[Items listed in a dataset]

——

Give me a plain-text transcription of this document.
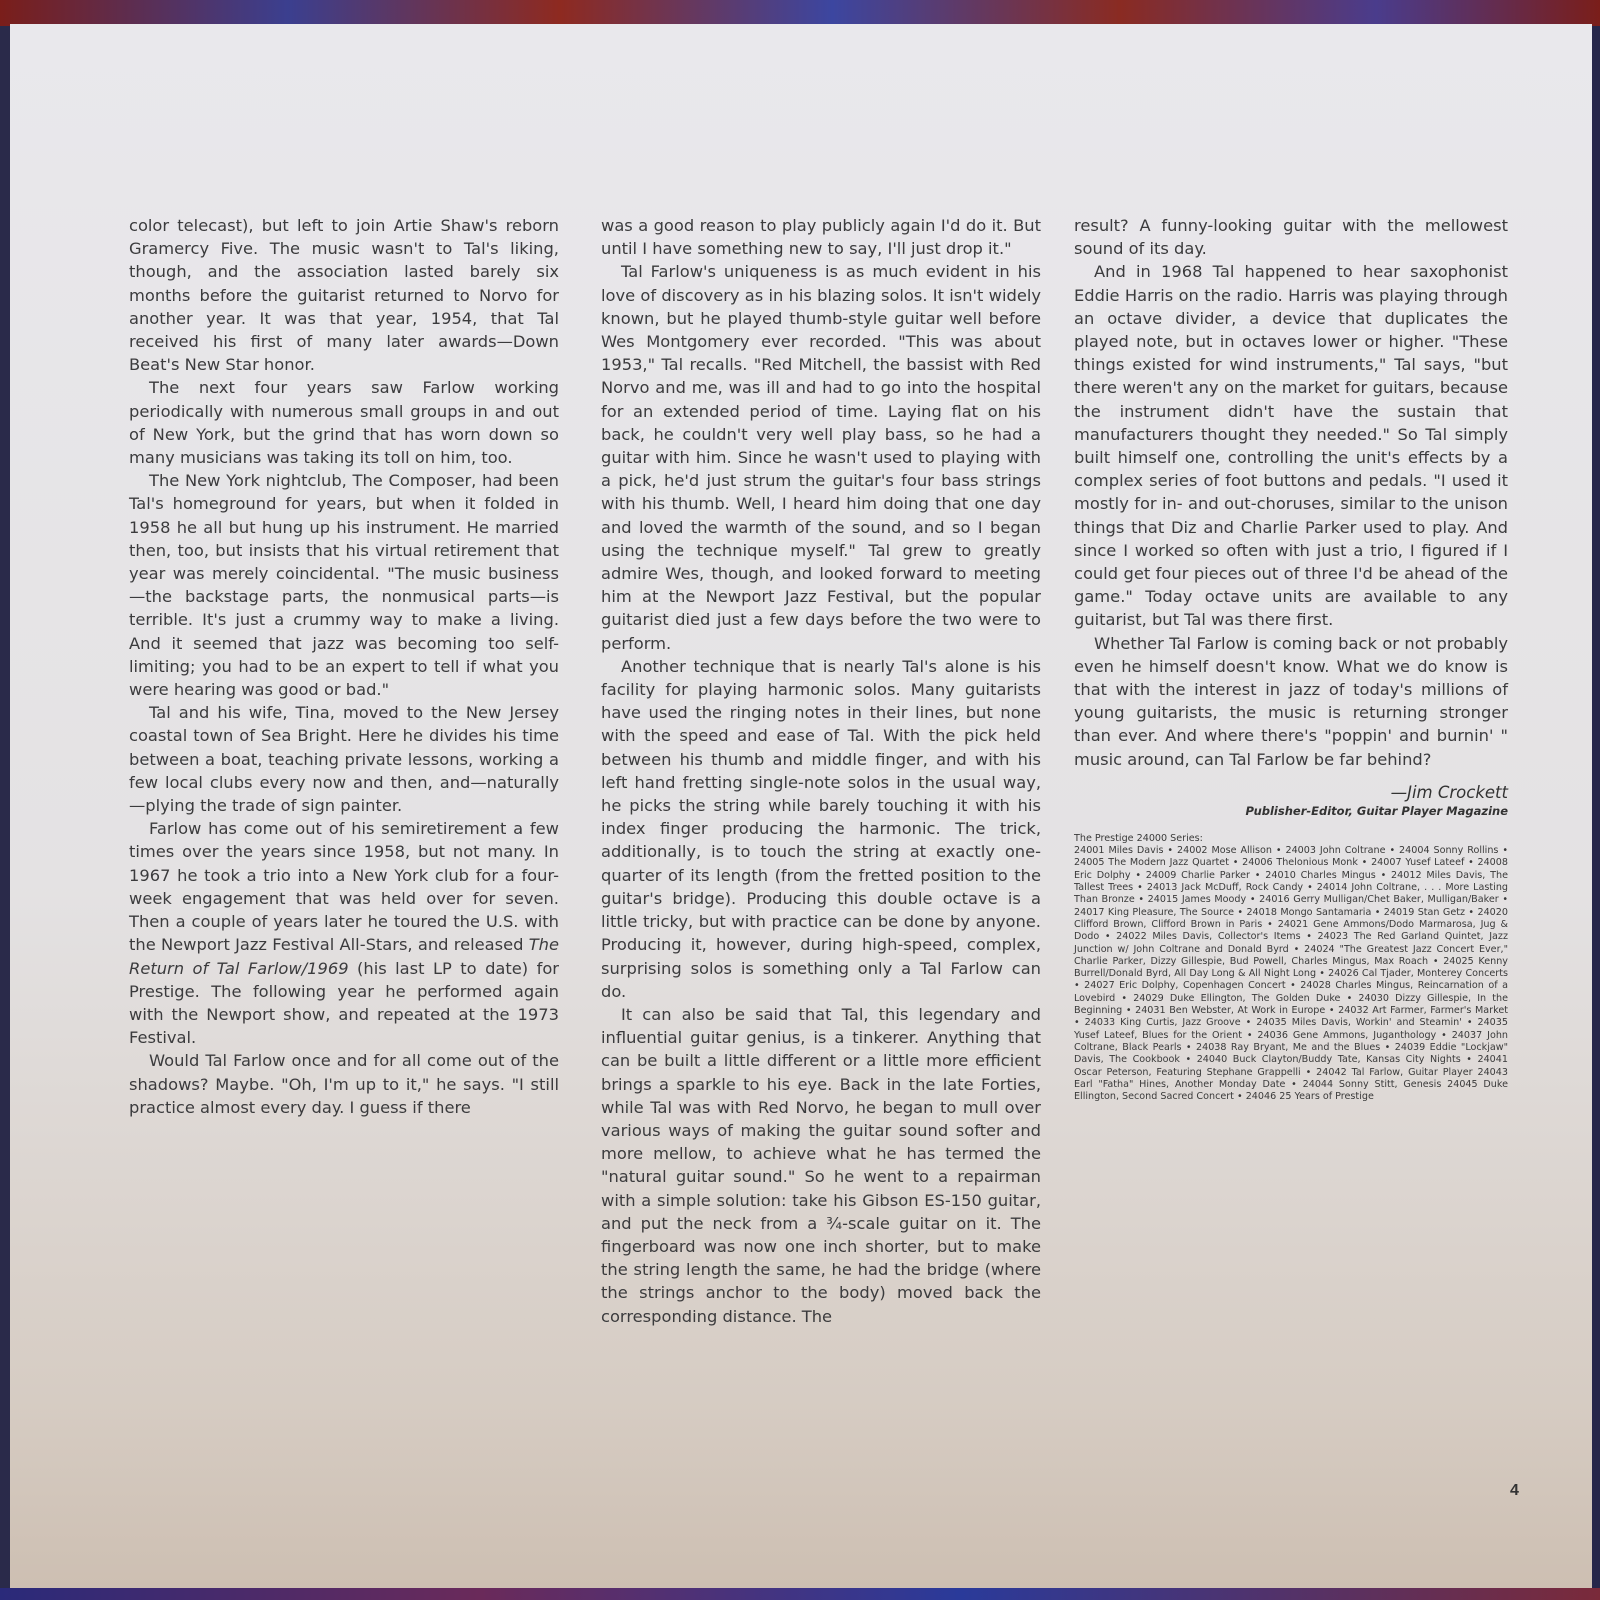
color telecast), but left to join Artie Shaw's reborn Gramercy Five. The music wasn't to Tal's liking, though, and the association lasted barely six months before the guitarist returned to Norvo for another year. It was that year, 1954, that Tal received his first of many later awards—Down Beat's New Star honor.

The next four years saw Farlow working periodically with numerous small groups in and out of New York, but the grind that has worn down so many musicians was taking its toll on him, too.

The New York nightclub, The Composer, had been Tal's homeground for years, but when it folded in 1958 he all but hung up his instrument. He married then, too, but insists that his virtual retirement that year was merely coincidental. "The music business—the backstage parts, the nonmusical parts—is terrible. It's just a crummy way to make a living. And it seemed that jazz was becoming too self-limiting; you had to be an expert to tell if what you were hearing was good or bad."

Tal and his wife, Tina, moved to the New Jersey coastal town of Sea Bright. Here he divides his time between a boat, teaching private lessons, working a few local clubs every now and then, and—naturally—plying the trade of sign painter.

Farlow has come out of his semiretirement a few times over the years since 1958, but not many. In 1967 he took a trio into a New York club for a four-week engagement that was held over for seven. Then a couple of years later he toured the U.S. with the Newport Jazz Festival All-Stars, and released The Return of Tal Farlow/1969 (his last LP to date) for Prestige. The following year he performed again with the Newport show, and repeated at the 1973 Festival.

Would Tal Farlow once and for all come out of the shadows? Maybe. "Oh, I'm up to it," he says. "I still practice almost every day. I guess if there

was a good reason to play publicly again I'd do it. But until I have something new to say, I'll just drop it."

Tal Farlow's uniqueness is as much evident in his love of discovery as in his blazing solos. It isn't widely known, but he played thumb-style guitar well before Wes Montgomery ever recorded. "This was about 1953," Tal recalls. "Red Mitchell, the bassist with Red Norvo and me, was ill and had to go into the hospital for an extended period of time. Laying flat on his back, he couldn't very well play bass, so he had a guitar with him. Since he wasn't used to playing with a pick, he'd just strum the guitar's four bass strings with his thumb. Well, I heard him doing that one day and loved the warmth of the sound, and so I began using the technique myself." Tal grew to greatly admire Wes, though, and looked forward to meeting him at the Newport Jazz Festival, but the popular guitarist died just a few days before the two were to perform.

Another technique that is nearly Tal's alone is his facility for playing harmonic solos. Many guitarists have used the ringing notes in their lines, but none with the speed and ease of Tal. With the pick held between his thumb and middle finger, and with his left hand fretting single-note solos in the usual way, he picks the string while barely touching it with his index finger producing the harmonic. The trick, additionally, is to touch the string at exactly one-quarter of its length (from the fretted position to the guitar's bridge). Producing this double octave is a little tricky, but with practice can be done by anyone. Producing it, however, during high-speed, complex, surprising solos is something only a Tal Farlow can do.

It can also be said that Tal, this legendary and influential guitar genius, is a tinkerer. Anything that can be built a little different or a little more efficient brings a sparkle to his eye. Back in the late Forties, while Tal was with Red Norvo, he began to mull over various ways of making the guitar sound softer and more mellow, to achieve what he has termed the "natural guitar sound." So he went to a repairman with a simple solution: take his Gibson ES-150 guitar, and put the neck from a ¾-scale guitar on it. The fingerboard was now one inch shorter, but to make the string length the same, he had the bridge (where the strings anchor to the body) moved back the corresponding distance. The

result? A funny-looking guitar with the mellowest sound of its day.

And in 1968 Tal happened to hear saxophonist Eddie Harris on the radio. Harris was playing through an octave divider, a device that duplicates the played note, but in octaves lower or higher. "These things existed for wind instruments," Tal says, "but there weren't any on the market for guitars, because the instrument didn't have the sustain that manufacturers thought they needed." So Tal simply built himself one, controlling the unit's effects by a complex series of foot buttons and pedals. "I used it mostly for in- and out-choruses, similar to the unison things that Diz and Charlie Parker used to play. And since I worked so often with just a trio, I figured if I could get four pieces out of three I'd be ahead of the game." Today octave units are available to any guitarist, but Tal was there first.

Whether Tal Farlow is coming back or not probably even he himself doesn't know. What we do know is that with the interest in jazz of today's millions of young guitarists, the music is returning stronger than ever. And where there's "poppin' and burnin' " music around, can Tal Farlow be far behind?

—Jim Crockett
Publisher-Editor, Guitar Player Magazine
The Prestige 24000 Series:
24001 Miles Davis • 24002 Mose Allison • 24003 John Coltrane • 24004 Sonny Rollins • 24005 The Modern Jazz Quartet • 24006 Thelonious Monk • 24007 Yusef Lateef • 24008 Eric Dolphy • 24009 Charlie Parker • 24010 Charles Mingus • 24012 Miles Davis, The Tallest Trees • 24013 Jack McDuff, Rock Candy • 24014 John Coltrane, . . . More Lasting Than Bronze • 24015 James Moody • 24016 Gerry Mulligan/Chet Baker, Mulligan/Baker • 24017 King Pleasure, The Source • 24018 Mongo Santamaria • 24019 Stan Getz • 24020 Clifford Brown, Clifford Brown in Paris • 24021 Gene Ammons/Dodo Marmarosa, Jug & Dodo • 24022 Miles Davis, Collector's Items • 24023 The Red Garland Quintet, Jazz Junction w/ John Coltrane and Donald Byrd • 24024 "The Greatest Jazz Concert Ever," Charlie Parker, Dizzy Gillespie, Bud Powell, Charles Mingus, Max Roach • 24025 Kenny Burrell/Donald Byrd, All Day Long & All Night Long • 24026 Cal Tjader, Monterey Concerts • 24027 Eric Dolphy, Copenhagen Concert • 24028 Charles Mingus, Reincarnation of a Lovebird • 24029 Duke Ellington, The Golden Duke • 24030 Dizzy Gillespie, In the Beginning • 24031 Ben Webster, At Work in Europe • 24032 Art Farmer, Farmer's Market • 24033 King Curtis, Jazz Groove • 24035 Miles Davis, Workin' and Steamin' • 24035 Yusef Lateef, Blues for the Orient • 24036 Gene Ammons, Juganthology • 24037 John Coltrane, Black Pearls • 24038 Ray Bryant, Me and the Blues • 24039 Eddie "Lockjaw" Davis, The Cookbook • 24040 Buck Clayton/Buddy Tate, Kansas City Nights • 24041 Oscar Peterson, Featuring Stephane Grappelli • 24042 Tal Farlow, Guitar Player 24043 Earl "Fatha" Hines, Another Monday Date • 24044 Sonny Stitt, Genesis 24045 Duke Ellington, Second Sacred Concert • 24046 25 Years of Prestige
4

——

▸ PROBLEM REQUIREMENTS
Print all entries exactly. The images do not belong in the copy.

▸ RESPONSE
Give me a plain-text transcription of this document.
color telecast), but left to join Artie Shaw's reborn Gramercy Five. The music wasn't to Tal's liking, though, and the association lasted barely six months before the guitarist returned to Norvo for another year. It was that year, 1954, that Tal received his first of many later awards—Down Beat's New Star honor.

The next four years saw Farlow working periodically with numerous small groups in and out of New York, but the grind that has worn down so many musicians was taking its toll on him, too.

The New York nightclub, The Composer, had been Tal's homeground for years, but when it folded in 1958 he all but hung up his instrument. He married then, too, but insists that his virtual retirement that year was merely coincidental. "The music business—the backstage parts, the nonmusical parts—is terrible. It's just a crummy way to make a living. And it seemed that jazz was becoming too self-limiting; you had to be an expert to tell if what you were hearing was good or bad."

Tal and his wife, Tina, moved to the New Jersey coastal town of Sea Bright. Here he divides his time between a boat, teaching private lessons, working a few local clubs every now and then, and—naturally—plying the trade of sign painter.

Farlow has come out of his semiretirement a few times over the years since 1958, but not many. In 1967 he took a trio into a New York club for a four-week engagement that was held over for seven. Then a couple of years later he toured the U.S. with the Newport Jazz Festival All-Stars, and released The Return of Tal Farlow/1969 (his last LP to date) for Prestige. The following year he performed again with the Newport show, and repeated at the 1973 Festival.

Would Tal Farlow once and for all come out of the shadows? Maybe. "Oh, I'm up to it," he says. "I still practice almost every day. I guess if there

was a good reason to play publicly again I'd do it. But until I have something new to say, I'll just drop it."

Tal Farlow's uniqueness is as much evident in his love of discovery as in his blazing solos. It isn't widely known, but he played thumb-style guitar well before Wes Montgomery ever recorded. "This was about 1953," Tal recalls. "Red Mitchell, the bassist with Red Norvo and me, was ill and had to go into the hospital for an extended period of time. Laying flat on his back, he couldn't very well play bass, so he had a guitar with him. Since he wasn't used to playing with a pick, he'd just strum the guitar's four bass strings with his thumb. Well, I heard him doing that one day and loved the warmth of the sound, and so I began using the technique myself." Tal grew to greatly admire Wes, though, and looked forward to meeting him at the Newport Jazz Festival, but the popular guitarist died just a few days before the two were to perform.

Another technique that is nearly Tal's alone is his facility for playing harmonic solos. Many guitarists have used the ringing notes in their lines, but none with the speed and ease of Tal. With the pick held between his thumb and middle finger, and with his left hand fretting single-note solos in the usual way, he picks the string while barely touching it with his index finger producing the harmonic. The trick, additionally, is to touch the string at exactly one-quarter of its length (from the fretted position to the guitar's bridge). Producing this double octave is a little tricky, but with practice can be done by anyone. Producing it, however, during high-speed, complex, surprising solos is something only a Tal Farlow can do.

It can also be said that Tal, this legendary and influential guitar genius, is a tinkerer. Anything that can be built a little different or a little more efficient brings a sparkle to his eye. Back in the late Forties, while Tal was with Red Norvo, he began to mull over various ways of making the guitar sound softer and more mellow, to achieve what he has termed the "natural guitar sound." So he went to a repairman with a simple solution: take his Gibson ES-150 guitar, and put the neck from a ¾-scale guitar on it. The fingerboard was now one inch shorter, but to make the string length the same, he had the bridge (where the strings anchor to the body) moved back the corresponding distance. The

result? A funny-looking guitar with the mellowest sound of its day.

And in 1968 Tal happened to hear saxophonist Eddie Harris on the radio. Harris was playing through an octave divider, a device that duplicates the played note, but in octaves lower or higher. "These things existed for wind instruments," Tal says, "but there weren't any on the market for guitars, because the instrument didn't have the sustain that manufacturers thought they needed." So Tal simply built himself one, controlling the unit's effects by a complex series of foot buttons and pedals. "I used it mostly for in- and out-choruses, similar to the unison things that Diz and Charlie Parker used to play. And since I worked so often with just a trio, I figured if I could get four pieces out of three I'd be ahead of the game." Today octave units are available to any guitarist, but Tal was there first.

Whether Tal Farlow is coming back or not probably even he himself doesn't know. What we do know is that with the interest in jazz of today's millions of young guitarists, the music is returning stronger than ever. And where there's "poppin' and burnin' " music around, can Tal Farlow be far behind?

—Jim Crockett
Publisher-Editor, Guitar Player Magazine
The Prestige 24000 Series:
24001 Miles Davis • 24002 Mose Allison • 24003 John Coltrane • 24004 Sonny Rollins • 24005 The Modern Jazz Quartet • 24006 Thelonious Monk • 24007 Yusef Lateef • 24008 Eric Dolphy • 24009 Charlie Parker • 24010 Charles Mingus • 24012 Miles Davis, The Tallest Trees • 24013 Jack McDuff, Rock Candy • 24014 John Coltrane, . . . More Lasting Than Bronze • 24015 James Moody • 24016 Gerry Mulligan/Chet Baker, Mulligan/Baker • 24017 King Pleasure, The Source • 24018 Mongo Santamaria • 24019 Stan Getz • 24020 Clifford Brown, Clifford Brown in Paris • 24021 Gene Ammons/Dodo Marmarosa, Jug & Dodo • 24022 Miles Davis, Collector's Items • 24023 The Red Garland Quintet, Jazz Junction w/ John Coltrane and Donald Byrd • 24024 "The Greatest Jazz Concert Ever," Charlie Parker, Dizzy Gillespie, Bud Powell, Charles Mingus, Max Roach • 24025 Kenny Burrell/Donald Byrd, All Day Long & All Night Long • 24026 Cal Tjader, Monterey Concerts • 24027 Eric Dolphy, Copenhagen Concert • 24028 Charles Mingus, Reincarnation of a Lovebird • 24029 Duke Ellington, The Golden Duke • 24030 Dizzy Gillespie, In the Beginning • 24031 Ben Webster, At Work in Europe • 24032 Art Farmer, Farmer's Market • 24033 King Curtis, Jazz Groove • 24035 Miles Davis, Workin' and Steamin' • 24035 Yusef Lateef, Blues for the Orient • 24036 Gene Ammons, Juganthology • 24037 John Coltrane, Black Pearls • 24038 Ray Bryant, Me and the Blues • 24039 Eddie "Lockjaw" Davis, The Cookbook • 24040 Buck Clayton/Buddy Tate, Kansas City Nights • 24041 Oscar Peterson, Featuring Stephane Grappelli • 24042 Tal Farlow, Guitar Player 24043 Earl "Fatha" Hines, Another Monday Date • 24044 Sonny Stitt, Genesis 24045 Duke Ellington, Second Sacred Concert • 24046 25 Years of Prestige
4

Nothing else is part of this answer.